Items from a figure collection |
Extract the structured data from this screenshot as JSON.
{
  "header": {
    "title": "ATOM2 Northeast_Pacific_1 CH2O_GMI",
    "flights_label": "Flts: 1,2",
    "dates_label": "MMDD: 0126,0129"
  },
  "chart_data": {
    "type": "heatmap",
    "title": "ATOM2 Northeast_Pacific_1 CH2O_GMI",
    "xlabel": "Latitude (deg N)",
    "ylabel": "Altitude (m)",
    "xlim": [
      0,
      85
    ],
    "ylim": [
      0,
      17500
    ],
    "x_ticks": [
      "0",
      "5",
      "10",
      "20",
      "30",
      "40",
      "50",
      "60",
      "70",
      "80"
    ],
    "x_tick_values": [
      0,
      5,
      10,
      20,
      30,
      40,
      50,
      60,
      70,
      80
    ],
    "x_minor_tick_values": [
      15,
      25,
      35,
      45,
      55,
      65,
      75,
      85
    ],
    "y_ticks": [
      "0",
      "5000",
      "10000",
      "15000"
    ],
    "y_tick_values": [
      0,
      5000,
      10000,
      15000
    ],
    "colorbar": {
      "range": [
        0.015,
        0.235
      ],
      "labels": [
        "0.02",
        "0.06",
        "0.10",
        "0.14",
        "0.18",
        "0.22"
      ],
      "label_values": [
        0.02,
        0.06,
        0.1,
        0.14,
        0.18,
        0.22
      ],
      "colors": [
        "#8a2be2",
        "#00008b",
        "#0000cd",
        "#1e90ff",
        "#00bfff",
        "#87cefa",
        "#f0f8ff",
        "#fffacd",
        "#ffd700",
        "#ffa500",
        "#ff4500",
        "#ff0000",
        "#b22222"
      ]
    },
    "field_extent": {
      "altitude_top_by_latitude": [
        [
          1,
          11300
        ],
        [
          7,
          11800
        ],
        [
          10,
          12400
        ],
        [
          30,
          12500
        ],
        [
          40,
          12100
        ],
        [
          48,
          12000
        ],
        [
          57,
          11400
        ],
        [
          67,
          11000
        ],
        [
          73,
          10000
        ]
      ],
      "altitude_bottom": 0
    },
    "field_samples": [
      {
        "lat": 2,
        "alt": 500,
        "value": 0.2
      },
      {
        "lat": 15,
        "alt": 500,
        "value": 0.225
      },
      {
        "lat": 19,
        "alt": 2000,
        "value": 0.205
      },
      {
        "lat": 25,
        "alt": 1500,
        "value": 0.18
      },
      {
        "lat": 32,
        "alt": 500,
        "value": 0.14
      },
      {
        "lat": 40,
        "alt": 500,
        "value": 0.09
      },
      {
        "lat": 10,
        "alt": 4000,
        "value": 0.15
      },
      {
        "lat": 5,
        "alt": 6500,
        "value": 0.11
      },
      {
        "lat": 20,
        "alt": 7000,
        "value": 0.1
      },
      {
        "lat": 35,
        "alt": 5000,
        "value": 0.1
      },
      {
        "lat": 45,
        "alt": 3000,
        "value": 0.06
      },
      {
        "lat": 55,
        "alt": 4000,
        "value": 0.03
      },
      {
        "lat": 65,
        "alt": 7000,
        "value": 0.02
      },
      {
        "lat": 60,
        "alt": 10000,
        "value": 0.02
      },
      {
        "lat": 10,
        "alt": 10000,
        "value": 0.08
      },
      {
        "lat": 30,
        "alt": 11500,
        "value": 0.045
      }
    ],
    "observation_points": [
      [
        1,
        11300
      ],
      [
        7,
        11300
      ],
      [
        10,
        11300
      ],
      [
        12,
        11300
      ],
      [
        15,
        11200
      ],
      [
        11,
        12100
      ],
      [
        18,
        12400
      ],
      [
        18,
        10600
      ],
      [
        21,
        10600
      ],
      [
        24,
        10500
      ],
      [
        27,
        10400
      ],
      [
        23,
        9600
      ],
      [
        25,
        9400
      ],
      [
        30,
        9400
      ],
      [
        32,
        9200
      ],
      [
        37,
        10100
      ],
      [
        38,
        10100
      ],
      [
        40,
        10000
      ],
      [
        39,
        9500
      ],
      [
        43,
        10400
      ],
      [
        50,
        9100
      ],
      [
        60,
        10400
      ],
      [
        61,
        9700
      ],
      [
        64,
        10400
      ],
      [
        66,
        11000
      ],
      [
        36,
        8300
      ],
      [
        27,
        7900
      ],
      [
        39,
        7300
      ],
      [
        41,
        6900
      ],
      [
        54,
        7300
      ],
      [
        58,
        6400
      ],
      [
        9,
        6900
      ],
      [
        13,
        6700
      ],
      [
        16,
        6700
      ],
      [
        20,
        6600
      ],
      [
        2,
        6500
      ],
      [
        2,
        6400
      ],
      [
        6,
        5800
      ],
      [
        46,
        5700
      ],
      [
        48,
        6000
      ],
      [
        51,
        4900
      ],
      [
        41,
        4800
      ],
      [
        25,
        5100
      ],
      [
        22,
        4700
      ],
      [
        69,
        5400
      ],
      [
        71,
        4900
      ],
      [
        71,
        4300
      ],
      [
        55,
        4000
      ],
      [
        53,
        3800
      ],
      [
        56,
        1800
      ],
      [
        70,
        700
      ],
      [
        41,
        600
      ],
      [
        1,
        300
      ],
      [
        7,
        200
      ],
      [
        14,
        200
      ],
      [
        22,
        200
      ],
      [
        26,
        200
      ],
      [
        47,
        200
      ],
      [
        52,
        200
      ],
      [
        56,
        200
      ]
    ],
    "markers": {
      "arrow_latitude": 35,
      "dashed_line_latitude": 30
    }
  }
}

EXERCISE DIRECTIONS | Your task is to repeat every line exactly.

FINAL RESULT |
Extract the structured data from this screenshot as JSON.
{
  "header": {
    "title": "ATOM2 Northeast_Pacific_1 CH2O_GMI",
    "flights_label": "Flts: 1,2",
    "dates_label": "MMDD: 0126,0129"
  },
  "chart_data": {
    "type": "heatmap",
    "title": "ATOM2 Northeast_Pacific_1 CH2O_GMI",
    "xlabel": "Latitude (deg N)",
    "ylabel": "Altitude (m)",
    "xlim": [
      0,
      85
    ],
    "ylim": [
      0,
      17500
    ],
    "x_ticks": [
      "0",
      "5",
      "10",
      "20",
      "30",
      "40",
      "50",
      "60",
      "70",
      "80"
    ],
    "x_tick_values": [
      0,
      5,
      10,
      20,
      30,
      40,
      50,
      60,
      70,
      80
    ],
    "x_minor_tick_values": [
      15,
      25,
      35,
      45,
      55,
      65,
      75,
      85
    ],
    "y_ticks": [
      "0",
      "5000",
      "10000",
      "15000"
    ],
    "y_tick_values": [
      0,
      5000,
      10000,
      15000
    ],
    "colorbar": {
      "range": [
        0.015,
        0.235
      ],
      "labels": [
        "0.02",
        "0.06",
        "0.10",
        "0.14",
        "0.18",
        "0.22"
      ],
      "label_values": [
        0.02,
        0.06,
        0.1,
        0.14,
        0.18,
        0.22
      ],
      "colors": [
        "#8a2be2",
        "#00008b",
        "#0000cd",
        "#1e90ff",
        "#00bfff",
        "#87cefa",
        "#f0f8ff",
        "#fffacd",
        "#ffd700",
        "#ffa500",
        "#ff4500",
        "#ff0000",
        "#b22222"
      ]
    },
    "field_extent": {
      "altitude_top_by_latitude": [
        [
          1,
          11300
        ],
        [
          7,
          11800
        ],
        [
          10,
          12400
        ],
        [
          30,
          12500
        ],
        [
          40,
          12100
        ],
        [
          48,
          12000
        ],
        [
          57,
          11400
        ],
        [
          67,
          11000
        ],
        [
          73,
          10000
        ]
      ],
      "altitude_bottom": 0
    },
    "field_samples": [
      {
        "lat": 2,
        "alt": 500,
        "value": 0.2
      },
      {
        "lat": 15,
        "alt": 500,
        "value": 0.225
      },
      {
        "lat": 19,
        "alt": 2000,
        "value": 0.205
      },
      {
        "lat": 25,
        "alt": 1500,
        "value": 0.18
      },
      {
        "lat": 32,
        "alt": 500,
        "value": 0.14
      },
      {
        "lat": 40,
        "alt": 500,
        "value": 0.09
      },
      {
        "lat": 10,
        "alt": 4000,
        "value": 0.15
      },
      {
        "lat": 5,
        "alt": 6500,
        "value": 0.11
      },
      {
        "lat": 20,
        "alt": 7000,
        "value": 0.1
      },
      {
        "lat": 35,
        "alt": 5000,
        "value": 0.1
      },
      {
        "lat": 45,
        "alt": 3000,
        "value": 0.06
      },
      {
        "lat": 55,
        "alt": 4000,
        "value": 0.03
      },
      {
        "lat": 65,
        "alt": 7000,
        "value": 0.02
      },
      {
        "lat": 60,
        "alt": 10000,
        "value": 0.02
      },
      {
        "lat": 10,
        "alt": 10000,
        "value": 0.08
      },
      {
        "lat": 30,
        "alt": 11500,
        "value": 0.045
      }
    ],
    "observation_points": [
      [
        1,
        11300
      ],
      [
        7,
        11300
      ],
      [
        10,
        11300
      ],
      [
        12,
        11300
      ],
      [
        15,
        11200
      ],
      [
        11,
        12100
      ],
      [
        18,
        12400
      ],
      [
        18,
        10600
      ],
      [
        21,
        10600
      ],
      [
        24,
        10500
      ],
      [
        27,
        10400
      ],
      [
        23,
        9600
      ],
      [
        25,
        9400
      ],
      [
        30,
        9400
      ],
      [
        32,
        9200
      ],
      [
        37,
        10100
      ],
      [
        38,
        10100
      ],
      [
        40,
        10000
      ],
      [
        39,
        9500
      ],
      [
        43,
        10400
      ],
      [
        50,
        9100
      ],
      [
        60,
        10400
      ],
      [
        61,
        9700
      ],
      [
        64,
        10400
      ],
      [
        66,
        11000
      ],
      [
        36,
        8300
      ],
      [
        27,
        7900
      ],
      [
        39,
        7300
      ],
      [
        41,
        6900
      ],
      [
        54,
        7300
      ],
      [
        58,
        6400
      ],
      [
        9,
        6900
      ],
      [
        13,
        6700
      ],
      [
        16,
        6700
      ],
      [
        20,
        6600
      ],
      [
        2,
        6500
      ],
      [
        2,
        6400
      ],
      [
        6,
        5800
      ],
      [
        46,
        5700
      ],
      [
        48,
        6000
      ],
      [
        51,
        4900
      ],
      [
        41,
        4800
      ],
      [
        25,
        5100
      ],
      [
        22,
        4700
      ],
      [
        69,
        5400
      ],
      [
        71,
        4900
      ],
      [
        71,
        4300
      ],
      [
        55,
        4000
      ],
      [
        53,
        3800
      ],
      [
        56,
        1800
      ],
      [
        70,
        700
      ],
      [
        41,
        600
      ],
      [
        1,
        300
      ],
      [
        7,
        200
      ],
      [
        14,
        200
      ],
      [
        22,
        200
      ],
      [
        26,
        200
      ],
      [
        47,
        200
      ],
      [
        52,
        200
      ],
      [
        56,
        200
      ]
    ],
    "markers": {
      "arrow_latitude": 35,
      "dashed_line_latitude": 30
    }
  }
}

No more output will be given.